» **TASK**
Extract the complete listing and output it unchanged.

» **TASK INPUTS**
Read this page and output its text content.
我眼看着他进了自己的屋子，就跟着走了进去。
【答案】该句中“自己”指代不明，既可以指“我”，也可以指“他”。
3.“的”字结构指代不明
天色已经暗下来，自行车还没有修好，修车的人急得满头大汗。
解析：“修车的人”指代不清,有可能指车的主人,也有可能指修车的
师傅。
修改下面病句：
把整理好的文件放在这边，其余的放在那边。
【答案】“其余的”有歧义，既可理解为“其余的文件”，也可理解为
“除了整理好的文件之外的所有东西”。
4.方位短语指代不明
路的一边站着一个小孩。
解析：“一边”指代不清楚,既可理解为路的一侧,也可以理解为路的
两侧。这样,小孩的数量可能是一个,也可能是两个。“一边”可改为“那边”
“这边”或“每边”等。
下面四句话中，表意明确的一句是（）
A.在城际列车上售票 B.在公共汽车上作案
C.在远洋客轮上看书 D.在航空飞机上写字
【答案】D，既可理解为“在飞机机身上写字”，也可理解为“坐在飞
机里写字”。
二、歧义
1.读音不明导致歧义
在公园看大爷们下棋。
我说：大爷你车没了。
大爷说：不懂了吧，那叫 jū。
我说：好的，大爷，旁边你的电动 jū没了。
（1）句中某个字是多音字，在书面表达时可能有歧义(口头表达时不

» **EXERCISE SOLUTION**
Read this page and output its text content.
我眼看着他进了自己的屋子，就跟着走了进去。
【答案】该句中“自己”指代不明，既可以指“我”，也可以指“他”。
3.“的”字结构指代不明
天色已经暗下来，自行车还没有修好，修车的人急得满头大汗。
解析：“修车的人”指代不清,有可能指车的主人,也有可能指修车的
师傅。
修改下面病句：
把整理好的文件放在这边，其余的放在那边。
【答案】“其余的”有歧义，既可理解为“其余的文件”，也可理解为
“除了整理好的文件之外的所有东西”。
4.方位短语指代不明
路的一边站着一个小孩。
解析：“一边”指代不清楚,既可理解为路的一侧,也可以理解为路的
两侧。这样,小孩的数量可能是一个,也可能是两个。“一边”可改为“那边”
“这边”或“每边”等。
下面四句话中，表意明确的一句是（）
A.在城际列车上售票 B.在公共汽车上作案
C.在远洋客轮上看书 D.在航空飞机上写字
【答案】D，既可理解为“在飞机机身上写字”，也可理解为“坐在飞
机里写字”。
二、歧义
1.读音不明导致歧义
在公园看大爷们下棋。
我说：大爷你车没了。
大爷说：不懂了吧，那叫 jū。
我说：好的，大爷，旁边你的电动 jū没了。
（1）句中某个字是多音字，在书面表达时可能有歧义(口头表达时不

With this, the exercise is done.